EXERCISE A:
In the Dataset records listing, rename "quick-link-item" to "shortcut-item" in the lines starting at the one containing "footer-links: Contacto Ciudadano" and ending at the one containing "tema-label: PUBLICACIONES CONAGE". Reproduce those lines with everything else unchanged.

DOCUMENT PASSAGE:
[Date Prev][Date Next][Thread Prev][Thread Next][Date Index][Thread Index]

Re: [Xen-devel] [PATCH v3 5/9] xen/vpci: add handlers to map the BARs



>>> On 27.04.17 at 16:35, <roger.pau@xxxxxxxxxx> wrote:
> +static int vpci_modify_bars(struct pci_dev *pdev, const bool map)
> +{
> +    struct vpci_header *header = &pdev->vpci->header;
> +    unsigned int i;
> +    int rc = 0;
> +
> +    for ( i = 0; i < ARRAY_SIZE(header->bars); i++ )
> +    {
> +        paddr_t gaddr = map ? header->bars[i].gaddr
> +                            : header->bars[i].mapped_addr;
> +        paddr_t paddr = header->bars[i].paddr;
> +
> +        if ( header->bars[i].type != VPCI_BAR_MEM &&
> +             header->bars[i].type != VPCI_BAR_MEM64_LO )
> +            continue;
> +
> +        rc = modify_mmio(pdev->domain, _gfn(PFN_DOWN(gaddr)),
> +                         _mfn(PFN_DOWN(paddr)), PFN_UP(header->bars[i].size),

The PFN_UP() indicates a problem: For sub-page BARs you can't
blindly map/unmap them without taking into consideration other
devices sharing the same page.

> +                         map);
> +        if ( rc )
> +            break;
> +
> +        header->bars[i].mapped_addr = map ? gaddr : 0;
> +    }
> +
> +    return rc;
> +}

Shouldn't this function somewhere honor the unset flags?

> +static int vpci_cmd_read(struct pci_dev *pdev, unsigned int reg,
> +                         union vpci_val *val, void *data)
> +{
> +    struct vpci_header *header = data;
> +
> +    val->word = header->command;

Rather than reading back and storing the value in the write handler,
I'd recommending doing an actual read here.

> +static int vpci_cmd_write(struct pci_dev *pdev, unsigned int reg,
> +                          union vpci_val val, void *data)
> +{
> +    struct vpci_header *header = data;
> +    uint16_t new_cmd, saved_cmd;
> +    uint8_t seg = pdev->seg, bus = pdev->bus;
> +    uint8_t slot = PCI_SLOT(pdev->devfn), func = PCI_FUNC(pdev->devfn);
> +    int rc;
> +
> +    new_cmd = val.word;
> +    saved_cmd = header->command;
> +
> +    if ( !((new_cmd ^ saved_cmd) & PCI_COMMAND_MEMORY) )
> +        goto out;
> +
> +    /* Memory space access change. */
> +    rc = vpci_modify_bars(pdev, new_cmd & PCI_COMMAND_MEMORY);
> +    if ( rc )

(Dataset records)
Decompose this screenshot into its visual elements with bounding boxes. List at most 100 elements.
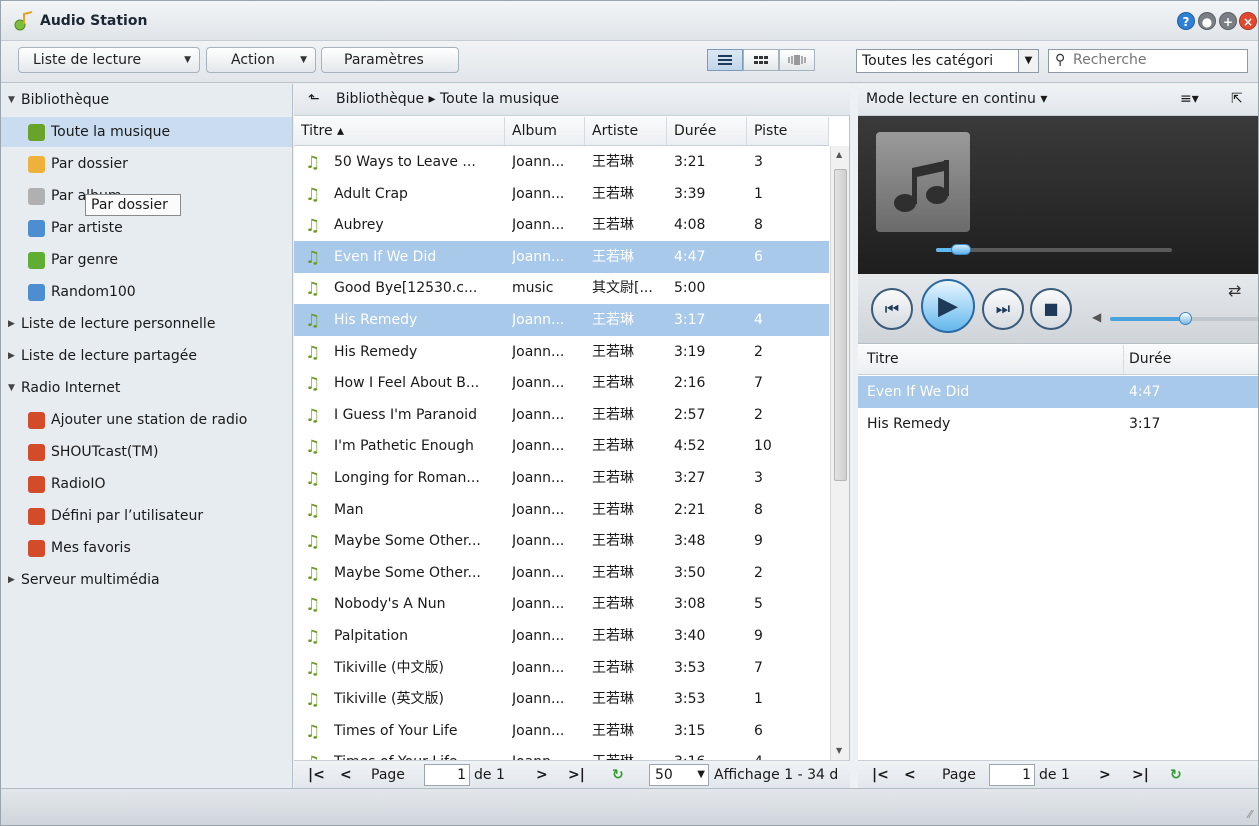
page-size-select[interactable]: 50 ▼: [649, 764, 709, 786]
track-list-scrollbar[interactable]: ▲ ▼: [830, 146, 849, 760]
refresh-icon[interactable]: ↻: [1170, 766, 1182, 784]
page-number-input[interactable]: 1: [424, 764, 470, 786]
track-row[interactable]: ♫ I'm Pathetic Enough Joann... 王若琳 4:52 10: [294, 430, 829, 462]
close-icon[interactable]: ×: [1239, 12, 1257, 30]
sidebar-item[interactable]: Défini par l’utilisateur: [1, 501, 292, 531]
playlist-options-icon[interactable]: ≡▾: [1180, 84, 1199, 115]
playlist-menu-button[interactable]: Liste de lecture ▼: [18, 47, 200, 73]
track-row[interactable]: ♫ I Guess I'm Paranoid Joann... 王若琳 2:57 2: [294, 399, 829, 431]
sidebar-item[interactable]: RadioIO: [1, 469, 292, 499]
up-arrow-icon[interactable]: ⬑: [308, 84, 320, 115]
track-row[interactable]: ♫ Good Bye[12530.c... music 其文尉[... 5:00: [294, 272, 829, 304]
search-input[interactable]: [1073, 52, 1243, 68]
sidebar-item[interactable]: ▼ Radio Internet: [1, 373, 292, 403]
sidebar-item[interactable]: Ajouter une station de radio: [1, 405, 292, 435]
column-track[interactable]: Piste: [747, 117, 829, 145]
seek-handle[interactable]: [950, 244, 971, 255]
resize-grip-icon[interactable]: ⁄⁄: [1248, 808, 1252, 821]
category-select[interactable]: Toutes les catégori ▼: [856, 49, 1039, 73]
settings-button[interactable]: Paramètres: [321, 47, 459, 73]
first-page-icon[interactable]: |<: [872, 766, 889, 784]
queue-row[interactable]: Even If We Did 4:47: [858, 376, 1258, 408]
sidebar-item[interactable]: Par artiste: [1, 213, 292, 243]
track-row[interactable]: ♫ Longing for Roman... Joann... 王若琳 3:27 3: [294, 462, 829, 494]
track-row[interactable]: ♫ Times of Your Life Joann... 王若琳 3:15 6: [294, 715, 829, 747]
track-row[interactable]: ♫ Aubrey Joann... 王若琳 4:08 8: [294, 209, 829, 241]
sidebar-item[interactable]: Par genre: [1, 245, 292, 275]
sidebar-item[interactable]: ▶ Serveur multimédia: [1, 565, 292, 595]
track-row[interactable]: ♫ His Remedy Joann... 王若琳 3:17 4: [294, 304, 829, 336]
column-divider: [1123, 345, 1124, 374]
queue-column-duration[interactable]: Durée: [1129, 345, 1171, 374]
track-row[interactable]: ♫ Palpitation Joann... 王若琳 3:40 9: [294, 620, 829, 652]
track-row[interactable]: ♫ Tikiville (中文版) Joann... 王若琳 3:53 7: [294, 652, 829, 684]
last-page-icon[interactable]: >|: [1132, 766, 1149, 784]
track-row[interactable]: ♫ Tikiville (英文版) Joann... 王若琳 3:53 1: [294, 683, 829, 715]
volume-handle[interactable]: [1179, 312, 1192, 325]
scroll-down-icon[interactable]: ▼: [836, 746, 842, 755]
track-row[interactable]: ♫ Man Joann... 王若琳 2:21 8: [294, 494, 829, 526]
chevron-down-icon[interactable]: ▼: [1018, 50, 1038, 72]
stop-button[interactable]: ■: [1030, 288, 1072, 330]
expanded-arrow-icon[interactable]: ▼: [8, 85, 15, 115]
collapsed-arrow-icon[interactable]: ▶: [8, 309, 15, 339]
chevron-down-icon: ▼: [300, 55, 307, 65]
column-title[interactable]: Titre ▴: [294, 117, 505, 145]
track-row[interactable]: ♫ Maybe Some Other... Joann... 王若琳 3:48 9: [294, 525, 829, 557]
expanded-arrow-icon[interactable]: ▼: [8, 373, 15, 403]
queue-column-title[interactable]: Titre: [867, 345, 899, 374]
previous-track-button[interactable]: ⏮: [871, 288, 913, 330]
sidebar-item[interactable]: Toute la musique: [1, 117, 292, 147]
track-row[interactable]: ♫Times of Your LifeJoann...王若琳3:164: [294, 746, 829, 760]
sidebar-item[interactable]: ▼ Bibliothèque: [1, 85, 292, 115]
sidebar-item[interactable]: Par dossier: [1, 149, 292, 179]
sidebar-item[interactable]: Mes favoris: [1, 533, 292, 563]
column-artist[interactable]: Artiste: [585, 117, 667, 145]
next-page-icon[interactable]: >: [1099, 766, 1111, 784]
track-row[interactable]: ♫ 50 Ways to Leave ... Joann... 王若琳 3:21 3: [294, 146, 829, 178]
volume-slider[interactable]: [1110, 312, 1258, 325]
action-menu-button[interactable]: Action ▼: [206, 47, 316, 73]
sidebar-item[interactable]: Random100: [1, 277, 292, 307]
sidebar-item[interactable]: SHOUTcast(TM): [1, 437, 292, 467]
help-icon[interactable]: ?: [1177, 12, 1195, 30]
window-title: Audio Station: [40, 13, 148, 29]
coverflow-view-button[interactable]: [779, 49, 815, 71]
search-box[interactable]: ⚲: [1048, 49, 1248, 73]
prev-page-icon[interactable]: <: [340, 766, 352, 784]
next-track-button[interactable]: ⏭: [982, 288, 1024, 330]
queue-row[interactable]: His Remedy 3:17: [858, 408, 1258, 440]
first-page-icon[interactable]: |<: [308, 766, 325, 784]
track-row[interactable]: ♫ Maybe Some Other... Joann... 王若琳 3:50 2: [294, 557, 829, 589]
collapsed-arrow-icon[interactable]: ▶: [8, 565, 15, 595]
track-row[interactable]: ♫ Even If We Did Joann... 王若琳 4:47 6: [294, 240, 829, 273]
refresh-icon[interactable]: ↻: [612, 766, 624, 784]
next-page-icon[interactable]: >: [536, 766, 548, 784]
column-duration[interactable]: Durée: [667, 117, 747, 145]
scrollbar-thumb[interactable]: [834, 169, 847, 481]
page-number-input[interactable]: 1: [989, 764, 1035, 786]
collapsed-arrow-icon[interactable]: ▶: [8, 341, 15, 371]
track-row[interactable]: ♫ Nobody's A Nun Joann... 王若琳 3:08 5: [294, 588, 829, 620]
column-album[interactable]: Album: [505, 117, 585, 145]
seek-slider[interactable]: [936, 244, 1172, 255]
pin-icon[interactable]: ⇱: [1231, 84, 1243, 115]
sidebar-item[interactable]: ▶ Liste de lecture partagée: [1, 341, 292, 371]
prev-page-icon[interactable]: <: [904, 766, 916, 784]
track-row[interactable]: ♫ His Remedy Joann... 王若琳 3:19 2: [294, 336, 829, 368]
sidebar-item[interactable]: ▶ Liste de lecture personnelle: [1, 309, 292, 339]
playback-mode-menu[interactable]: Mode lecture en continu ▾: [866, 84, 1047, 115]
track-row[interactable]: ♫ Adult Crap Joann... 王若琳 3:39 1: [294, 178, 829, 210]
track-row[interactable]: ♫ How I Feel About B... Joann... 王若琳 2:16 7: [294, 367, 829, 399]
maximize-icon[interactable]: +: [1219, 12, 1237, 30]
repeat-icon[interactable]: ⇄: [1228, 281, 1241, 300]
now-playing-area: [858, 116, 1258, 274]
play-button[interactable]: ▶: [921, 279, 975, 333]
thumbnail-view-button[interactable]: [743, 49, 779, 71]
list-view-button[interactable]: [707, 49, 743, 71]
volume-icon[interactable]: ◀: [1092, 310, 1101, 324]
breadcrumb-path[interactable]: Bibliothèque ▸ Toute la musique: [336, 84, 559, 115]
last-page-icon[interactable]: >|: [568, 766, 585, 784]
scroll-up-icon[interactable]: ▲: [836, 150, 842, 159]
minimize-icon[interactable]: ●: [1198, 12, 1216, 30]
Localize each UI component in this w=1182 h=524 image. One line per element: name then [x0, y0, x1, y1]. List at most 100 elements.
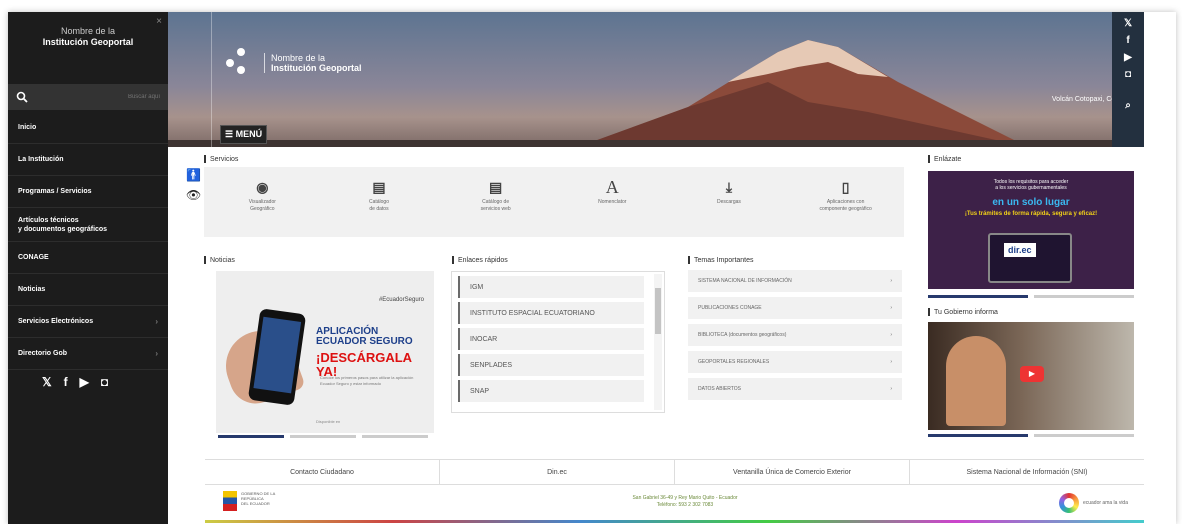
footer-links: Contacto Ciudadano Din.ec Ventanilla Úni… — [205, 459, 1144, 485]
facebook-icon[interactable]: f — [1126, 35, 1129, 46]
youtube-icon[interactable]: ▶ — [1124, 52, 1132, 63]
carousel-dot[interactable] — [1034, 295, 1134, 298]
footer-link[interactable]: Contacto Ciudadano — [205, 460, 440, 484]
font-icon: A — [605, 177, 619, 197]
quick-link-item[interactable]: INOCAR — [458, 328, 644, 350]
youtube-icon[interactable]: ▶ — [80, 375, 89, 389]
footer: GOBIERNO DE LA REPÚBLICA DEL ECUADOR San… — [205, 487, 1144, 519]
carousel-dot[interactable] — [218, 435, 284, 438]
quick-link-item[interactable]: SNAP — [458, 380, 644, 402]
enlazate-banner[interactable]: Todos los requisitos para acceder a los … — [928, 171, 1134, 289]
carousel-dot[interactable] — [1034, 434, 1134, 437]
enlazate-carousel-dots — [928, 295, 1134, 298]
carousel-dot[interactable] — [362, 435, 428, 438]
sidebar: × Nombre de la Institución Geoportal Ini… — [8, 12, 168, 524]
sidebar-social: 𝕏 f ▶ ◘ — [42, 375, 108, 389]
tema-item[interactable]: BIBLIOTECA (documentos geográficos) › — [688, 324, 902, 346]
ecuador-brand[interactable]: ecuador ama la vida — [1058, 493, 1128, 513]
carousel-dot[interactable] — [290, 435, 356, 438]
gobierno-video[interactable]: ▶ — [928, 322, 1134, 430]
footer-address: San Gabriel 36-49 y Rey Mario Quito - Ec… — [632, 495, 738, 508]
eye-icon[interactable]: 👁 — [186, 185, 201, 205]
hero-banner: Nombre de la Institución Geoportal ☰ MEN… — [168, 12, 1144, 147]
sidebar-item-directorio[interactable]: Directorio Gob › — [8, 338, 168, 370]
service-label: Catálogo de servicios web — [480, 199, 511, 212]
gobierno-title: Tu Gobierno informa — [928, 308, 998, 316]
footer-link[interactable]: Sistema Nacional de Información (SNI) — [910, 460, 1144, 484]
tema-label: PUBLICACIONES CONAGE — [698, 305, 762, 311]
quick-link-item[interactable]: INSTITUTO ESPACIAL ECUATORIANO — [458, 302, 644, 324]
gobierno-carousel-dots — [928, 434, 1134, 437]
twitter-icon[interactable]: 𝕏 — [42, 375, 52, 389]
search-input[interactable] — [28, 94, 160, 100]
footer-link[interactable]: Din.ec — [440, 460, 675, 484]
browser-frame: × Nombre de la Institución Geoportal Ini… — [8, 12, 1176, 524]
accessibility-tools: 🚹 👁 — [186, 165, 201, 205]
sidebar-item-label: CONAGE — [18, 254, 49, 261]
sidebar-item-conage[interactable]: CONAGE — [8, 242, 168, 274]
logo-dots-icon — [226, 48, 256, 78]
scrollbar[interactable] — [654, 274, 662, 410]
direc-logo: dir.ec — [1004, 243, 1036, 257]
quick-link-item[interactable]: IGM — [458, 276, 644, 298]
quick-links-title: Enlaces rápidos — [452, 256, 508, 264]
sidebar-item-articulos[interactable]: Artículos técnicos y documentos geográfi… — [8, 208, 168, 242]
device-image — [988, 233, 1072, 283]
facebook-icon[interactable]: f — [64, 375, 68, 389]
service-catalogo-web[interactable]: ▤ Catálogo de servicios web — [446, 177, 546, 213]
phone-image — [247, 308, 307, 406]
chevron-right-icon: › — [890, 386, 892, 392]
service-visualizador[interactable]: ◉ Visualizador Geográfico — [212, 177, 312, 213]
twitter-icon[interactable]: 𝕏 — [1124, 18, 1132, 29]
footer-link[interactable]: Ventanilla Única de Comercio Exterior — [675, 460, 910, 484]
enlazate-text3: ¡Tus trámites de forma rápida, segura y … — [964, 211, 1098, 217]
service-nomenclator[interactable]: A Nomenclator — [562, 177, 662, 206]
tema-item[interactable]: DATOS ABIERTOS › — [688, 378, 902, 400]
tema-label: BIBLIOTECA (documentos geográficos) — [698, 332, 787, 338]
chevron-right-icon: › — [890, 278, 892, 284]
service-descargas[interactable]: ⤓ Descargas — [679, 177, 779, 206]
youtube-play-icon[interactable]: ▶ — [1020, 366, 1044, 382]
sidebar-item-label: Programas / Servicios — [18, 188, 92, 195]
accessibility-icon[interactable]: 🚹 — [186, 165, 201, 185]
scrollbar-thumb[interactable] — [655, 288, 661, 334]
carousel-dot[interactable] — [928, 434, 1028, 437]
tema-item[interactable]: PUBLICACIONES CONAGE › — [688, 297, 902, 319]
sidebar-item-label: Inicio — [18, 124, 37, 131]
government-text: GOBIERNO DE LA REPÚBLICA DEL ECUADOR — [241, 491, 276, 506]
sidebar-item-institucion[interactable]: La Institución — [8, 144, 168, 176]
chevron-right-icon: › — [890, 305, 892, 311]
news-banner[interactable]: #EcuadorSeguro APLICACIÓN ECUADOR SEGURO… — [216, 271, 434, 433]
ecuador-brand-text: ecuador ama la vida — [1082, 500, 1128, 506]
flickr-icon[interactable]: ◘ — [1125, 69, 1131, 80]
download-icon: ⤓ — [725, 179, 733, 195]
sidebar-item-servicios-electronicos[interactable]: Servicios Electrónicos › — [8, 306, 168, 338]
person-image — [946, 336, 1006, 426]
sidebar-item-noticias[interactable]: Noticias — [8, 274, 168, 306]
search-icon[interactable]: ⌕ — [1125, 100, 1131, 111]
sidebar-item-inicio[interactable]: Inicio — [8, 112, 168, 144]
tema-item[interactable]: GEOPORTALES REGIONALES › — [688, 351, 902, 373]
news-carousel-dots — [218, 435, 428, 438]
service-aplicaciones[interactable]: ▯ Aplicaciones con componente geográfico — [796, 177, 896, 213]
sidebar-logo[interactable]: Nombre de la Institución Geoportal — [8, 26, 168, 48]
chevron-right-icon: › — [890, 332, 892, 338]
tema-item[interactable]: SISTEMA NACIONAL DE INFORMACIÓN › — [688, 270, 902, 292]
service-label: Visualizador Geográfico — [248, 199, 276, 212]
hero-logo[interactable]: Nombre de la Institución Geoportal — [226, 48, 362, 78]
government-logo[interactable]: GOBIERNO DE LA REPÚBLICA DEL ECUADOR — [223, 491, 287, 515]
service-label: Catálogo de datos — [368, 199, 389, 212]
carousel-dot[interactable] — [928, 295, 1028, 298]
menu-button[interactable]: ☰ MENÚ — [220, 125, 268, 144]
sidebar-item-label: Directorio Gob — [18, 350, 68, 357]
ecuador-shield-icon — [223, 491, 237, 511]
quick-link-item[interactable]: SENPLADES — [458, 354, 644, 376]
globe-icon: ◉ — [256, 179, 269, 195]
flickr-icon[interactable]: ◘ — [101, 375, 108, 389]
service-catalogo-datos[interactable]: ▤ Catálogo de datos — [329, 177, 429, 213]
enlazate-text2: en un solo lugar — [992, 197, 1070, 208]
sidebar-logo-line1: Nombre de la — [60, 26, 116, 36]
search-icon[interactable] — [16, 91, 28, 103]
sidebar-item-programas[interactable]: Programas / Servicios — [8, 176, 168, 208]
hero-logo-line1: Nombre de la — [271, 53, 326, 63]
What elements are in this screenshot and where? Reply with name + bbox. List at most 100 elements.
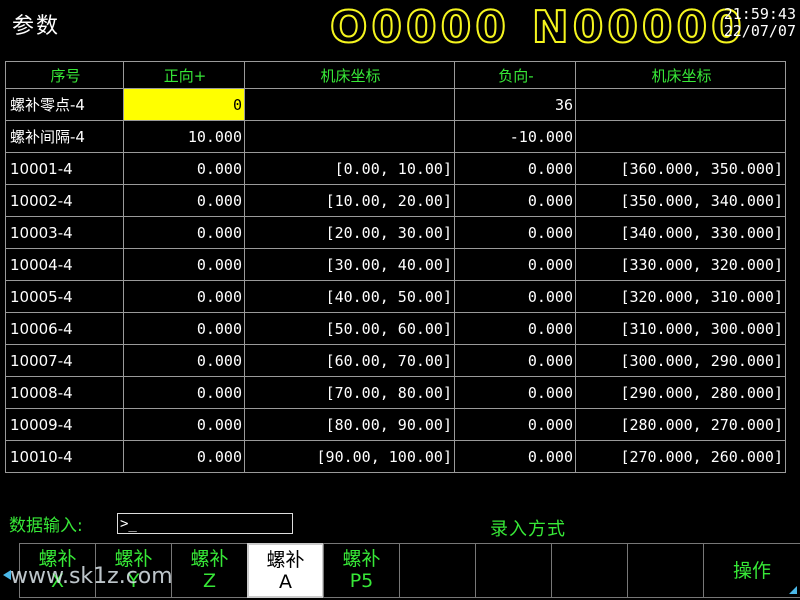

EXERCISE B:
State whether each of the following statements agrees with the patch review, answering yes or no and quoting the deciding words: (i) the reviewer considers PFN_UP() a sign of a problem with sub-page BARs; (ii) the reviewer recommends storing the value in the write handler instead of doing an actual read; (iii) the reviewer asks whether vpci_modify_bars should honor the unset flags.

OUTPUT A:
footer-links: Contacto Ciudadano Din.ec Ventanilla Úni… — [205, 459, 1144, 485]
facebook-icon[interactable]: f — [1126, 35, 1129, 46]
youtube-icon[interactable]: ▶ — [1124, 52, 1132, 63]
carousel-dot[interactable] — [1034, 295, 1134, 298]
footer-link[interactable]: Contacto Ciudadano — [205, 460, 440, 484]
font-icon: A — [605, 177, 619, 197]
shortcut-item[interactable]: INOCAR — [458, 328, 644, 350]
youtube-icon[interactable]: ▶ — [80, 375, 89, 389]
footer: GOBIERNO DE LA REPÚBLICA DEL ECUADOR San… — [205, 487, 1144, 519]
carousel-dot[interactable] — [218, 435, 284, 438]
shortcut-item[interactable]: SNAP — [458, 380, 644, 402]
enlazate-banner[interactable]: Todos los requisitos para acceder a los … — [928, 171, 1134, 289]
carousel-dot[interactable] — [1034, 434, 1134, 437]
enlazate-carousel-dots — [928, 295, 1134, 298]
carousel-dot[interactable] — [362, 435, 428, 438]
sidebar: × Nombre de la Institución Geoportal Ini… — [8, 12, 168, 524]
sidebar-social: 𝕏 f ▶ ◘ — [42, 375, 108, 389]
tema-item[interactable]: BIBLIOTECA (documentos geográficos) › — [688, 324, 902, 346]
ecuador-brand[interactable]: ecuador ama la vida — [1058, 493, 1128, 513]
carousel-dot[interactable] — [290, 435, 356, 438]
gobierno-video[interactable]: ▶ — [928, 322, 1134, 430]
footer-address: San Gabriel 36-49 y Rey Mario Quito - Ec… — [632, 495, 738, 508]
eye-icon[interactable]: 👁 — [186, 185, 201, 205]
hero-banner: Nombre de la Institución Geoportal ☰ MEN… — [168, 12, 1144, 147]
sidebar-item-directorio[interactable]: Directorio Gob › — [8, 338, 168, 370]
service-label: Catálogo de servicios web — [480, 199, 511, 212]
gobierno-title: Tu Gobierno informa — [928, 308, 998, 316]
footer-link[interactable]: Sistema Nacional de Información (SNI) — [910, 460, 1144, 484]
tema-label: PUBLICACIONES CONAGE — [698, 305, 762, 311]

OUTPUT B:
(i) Yes: "The PFN_UP() indicates a problem: For sub-page BARs you can't blindly map/unmap them without taking into consideration other devices sharing the same page."
(ii) No: "Rather than reading back and storing the value in the write handler, I'd recommending doing an actual read here."
(iii) Yes: "Shouldn't this function somewhere honor the unset flags?"